YOUR INSTRUCTIONS: Give the material once more, word for word, without any images.

Items from a dataset:
• • • •
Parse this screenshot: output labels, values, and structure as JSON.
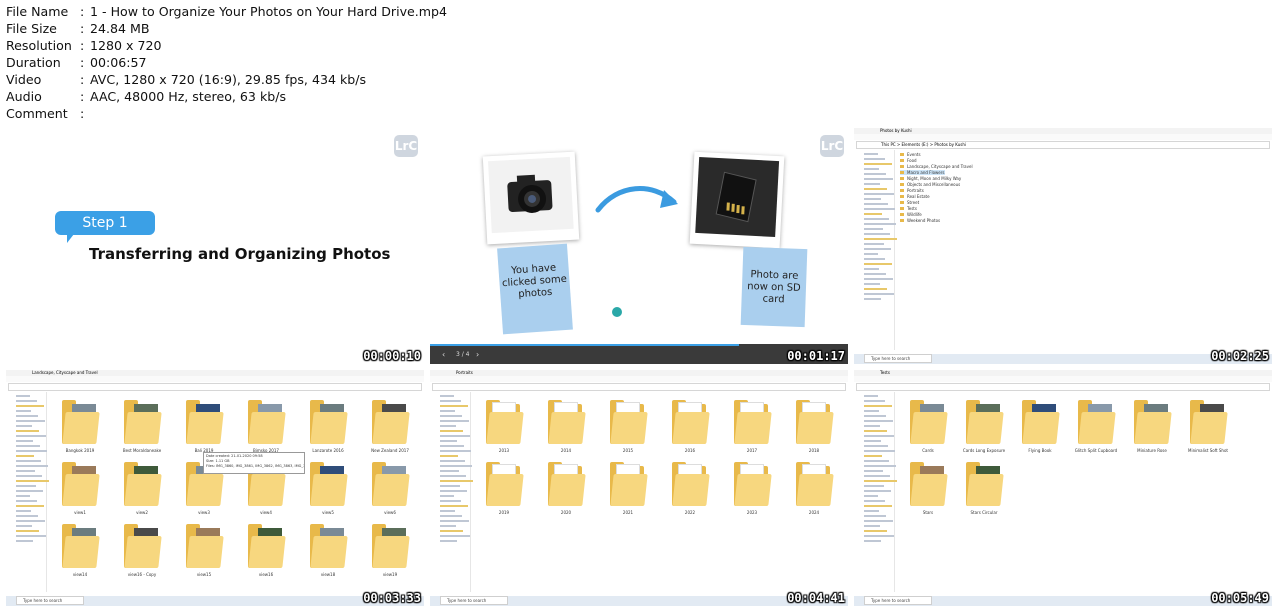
{
  "meta": {
    "rows": [
      {
        "k": "File Name",
        "v": "1 - How to Organize Your Photos on Your Hard Drive.mp4"
      },
      {
        "k": "File Size",
        "v": "24.84 MB"
      },
      {
        "k": "Resolution",
        "v": "1280 x 720"
      },
      {
        "k": "Duration",
        "v": "00:06:57"
      },
      {
        "k": "Video",
        "v": "AVC, 1280 x 720 (16:9), 29.85 fps, 434 kb/s"
      },
      {
        "k": "Audio",
        "v": "AAC, 48000 Hz, stereo, 63 kb/s"
      },
      {
        "k": "Comment",
        "v": ""
      }
    ],
    "sep": ":"
  },
  "thumbs": [
    {
      "timestamp": "00:00:10",
      "step_label": "Step 1",
      "heading": "Transferring and Organizing Photos",
      "badge": "LrC"
    },
    {
      "timestamp": "00:01:17",
      "note1": "You have clicked some photos",
      "note2": "Photo are now on SD card",
      "badge": "LrC",
      "pager": "3 / 4"
    },
    {
      "timestamp": "00:02:25",
      "window_title": "Photos by Kushi",
      "path": "This PC > Elements (E:) > Photos by Kushi",
      "folders": [
        "Events",
        "Food",
        "Landscape, Cityscape and Travel",
        "Macro and Flowers",
        "Night, Moon and Milky Way",
        "Objects and Miscellaneous",
        "Portraits",
        "Real Estate",
        "Street",
        "Tests",
        "Wildlife",
        "Weekend Photos"
      ],
      "search": "Type here to search"
    },
    {
      "timestamp": "00:03:33",
      "window_title": "Landscape, Cityscape and Travel",
      "labels": [
        "Bangkok 2019",
        "Best Moraldaneake",
        "Bali 2019",
        "Bimsko 2017",
        "Lanzarote 2016",
        "New Zealand 2017",
        "view1",
        "view2",
        "view3",
        "view4",
        "view5",
        "view6",
        "view14",
        "view16 - Copy",
        "view15",
        "view16",
        "view18",
        "view19"
      ],
      "tooltip": "Date created: 21-01-2020 09:58\nSize: 1.11 GB\nFiles: IMG_3860, IMG_3861, IMG_3862, IMG_3863, IMG_3864",
      "search": "Type here to search"
    },
    {
      "timestamp": "00:04:41",
      "window_title": "Portraits",
      "labels": [
        "2013",
        "2014",
        "2015",
        "2016",
        "2017",
        "2018",
        "2019",
        "2020",
        "2021",
        "2022",
        "2023",
        "2024"
      ],
      "search": "Type here to search"
    },
    {
      "timestamp": "00:05:49",
      "window_title": "Tests",
      "labels": [
        "Cards",
        "Cards Long Exposure",
        "Flying Book",
        "Glitch Split Cupboard",
        "Miniature Rose",
        "Minimalist Soft Shot",
        "Stars",
        "Stars Circular"
      ],
      "search": "Type here to search"
    }
  ]
}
• • • •
ANSWER TO THIS TASK:
Parse this screenshot: output labels, values, and structure as JSON.
{
  "meta": {
    "rows": [
      {
        "k": "File Name",
        "v": "1 - How to Organize Your Photos on Your Hard Drive.mp4"
      },
      {
        "k": "File Size",
        "v": "24.84 MB"
      },
      {
        "k": "Resolution",
        "v": "1280 x 720"
      },
      {
        "k": "Duration",
        "v": "00:06:57"
      },
      {
        "k": "Video",
        "v": "AVC, 1280 x 720 (16:9), 29.85 fps, 434 kb/s"
      },
      {
        "k": "Audio",
        "v": "AAC, 48000 Hz, stereo, 63 kb/s"
      },
      {
        "k": "Comment",
        "v": ""
      }
    ],
    "sep": ":"
  },
  "thumbs": [
    {
      "timestamp": "00:00:10",
      "step_label": "Step 1",
      "heading": "Transferring and Organizing Photos",
      "badge": "LrC"
    },
    {
      "timestamp": "00:01:17",
      "note1": "You have clicked some photos",
      "note2": "Photo are now on SD card",
      "badge": "LrC",
      "pager": "3 / 4"
    },
    {
      "timestamp": "00:02:25",
      "window_title": "Photos by Kushi",
      "path": "This PC > Elements (E:) > Photos by Kushi",
      "folders": [
        "Events",
        "Food",
        "Landscape, Cityscape and Travel",
        "Macro and Flowers",
        "Night, Moon and Milky Way",
        "Objects and Miscellaneous",
        "Portraits",
        "Real Estate",
        "Street",
        "Tests",
        "Wildlife",
        "Weekend Photos"
      ],
      "search": "Type here to search"
    },
    {
      "timestamp": "00:03:33",
      "window_title": "Landscape, Cityscape and Travel",
      "labels": [
        "Bangkok 2019",
        "Best Moraldaneake",
        "Bali 2019",
        "Bimsko 2017",
        "Lanzarote 2016",
        "New Zealand 2017",
        "view1",
        "view2",
        "view3",
        "view4",
        "view5",
        "view6",
        "view14",
        "view16 - Copy",
        "view15",
        "view16",
        "view18",
        "view19"
      ],
      "tooltip": "Date created: 21-01-2020 09:58\nSize: 1.11 GB\nFiles: IMG_3860, IMG_3861, IMG_3862, IMG_3863, IMG_3864",
      "search": "Type here to search"
    },
    {
      "timestamp": "00:04:41",
      "window_title": "Portraits",
      "labels": [
        "2013",
        "2014",
        "2015",
        "2016",
        "2017",
        "2018",
        "2019",
        "2020",
        "2021",
        "2022",
        "2023",
        "2024"
      ],
      "search": "Type here to search"
    },
    {
      "timestamp": "00:05:49",
      "window_title": "Tests",
      "labels": [
        "Cards",
        "Cards Long Exposure",
        "Flying Book",
        "Glitch Split Cupboard",
        "Miniature Rose",
        "Minimalist Soft Shot",
        "Stars",
        "Stars Circular"
      ],
      "search": "Type here to search"
    }
  ]
}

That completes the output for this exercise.